#### [Your task]
Copy each line exactly.

--- Start Exercise materials ---

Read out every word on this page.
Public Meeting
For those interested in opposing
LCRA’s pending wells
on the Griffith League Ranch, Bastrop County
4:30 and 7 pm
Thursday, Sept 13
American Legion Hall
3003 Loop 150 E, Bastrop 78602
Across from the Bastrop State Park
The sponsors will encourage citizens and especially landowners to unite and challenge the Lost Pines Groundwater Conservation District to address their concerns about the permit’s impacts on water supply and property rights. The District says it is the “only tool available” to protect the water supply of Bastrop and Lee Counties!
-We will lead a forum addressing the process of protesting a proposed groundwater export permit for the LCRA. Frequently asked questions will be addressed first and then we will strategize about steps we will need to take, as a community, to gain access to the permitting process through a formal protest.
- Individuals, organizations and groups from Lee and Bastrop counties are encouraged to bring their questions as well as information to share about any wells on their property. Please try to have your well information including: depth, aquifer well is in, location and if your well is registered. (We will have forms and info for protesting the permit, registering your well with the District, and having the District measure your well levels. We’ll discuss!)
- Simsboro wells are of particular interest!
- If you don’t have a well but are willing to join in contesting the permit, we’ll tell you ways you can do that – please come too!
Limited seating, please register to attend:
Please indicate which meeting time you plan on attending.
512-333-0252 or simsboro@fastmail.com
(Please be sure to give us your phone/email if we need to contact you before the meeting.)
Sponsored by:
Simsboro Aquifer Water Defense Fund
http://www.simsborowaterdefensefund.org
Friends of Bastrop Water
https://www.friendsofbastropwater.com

--- End Exercise materials ---

#### [Solution]
Read out every word on this page.
Public Meeting
For those interested in opposing
LCRA’s pending wells
on the Griffith League Ranch, Bastrop County
4:30 and 7 pm
Thursday, Sept 13
American Legion Hall
3003 Loop 150 E, Bastrop 78602
Across from the Bastrop State Park
The sponsors will encourage citizens and especially landowners to unite and challenge the Lost Pines Groundwater Conservation District to address their concerns about the permit’s impacts on water supply and property rights. The District says it is the “only tool available” to protect the water supply of Bastrop and Lee Counties!
-We will lead a forum addressing the process of protesting a proposed groundwater export permit for the LCRA. Frequently asked questions will be addressed first and then we will strategize about steps we will need to take, as a community, to gain access to the permitting process through a formal protest.
- Individuals, organizations and groups from Lee and Bastrop counties are encouraged to bring their questions as well as information to share about any wells on their property. Please try to have your well information including: depth, aquifer well is in, location and if your well is registered. (We will have forms and info for protesting the permit, registering your well with the District, and having the District measure your well levels. We’ll discuss!)
- Simsboro wells are of particular interest!
- If you don’t have a well but are willing to join in contesting the permit, we’ll tell you ways you can do that – please come too!
Limited seating, please register to attend:
Please indicate which meeting time you plan on attending.
512-333-0252 or simsboro@fastmail.com
(Please be sure to give us your phone/email if we need to contact you before the meeting.)
Sponsored by:
Simsboro Aquifer Water Defense Fund
http://www.simsborowaterdefensefund.org
Friends of Bastrop Water
https://www.friendsofbastropwater.com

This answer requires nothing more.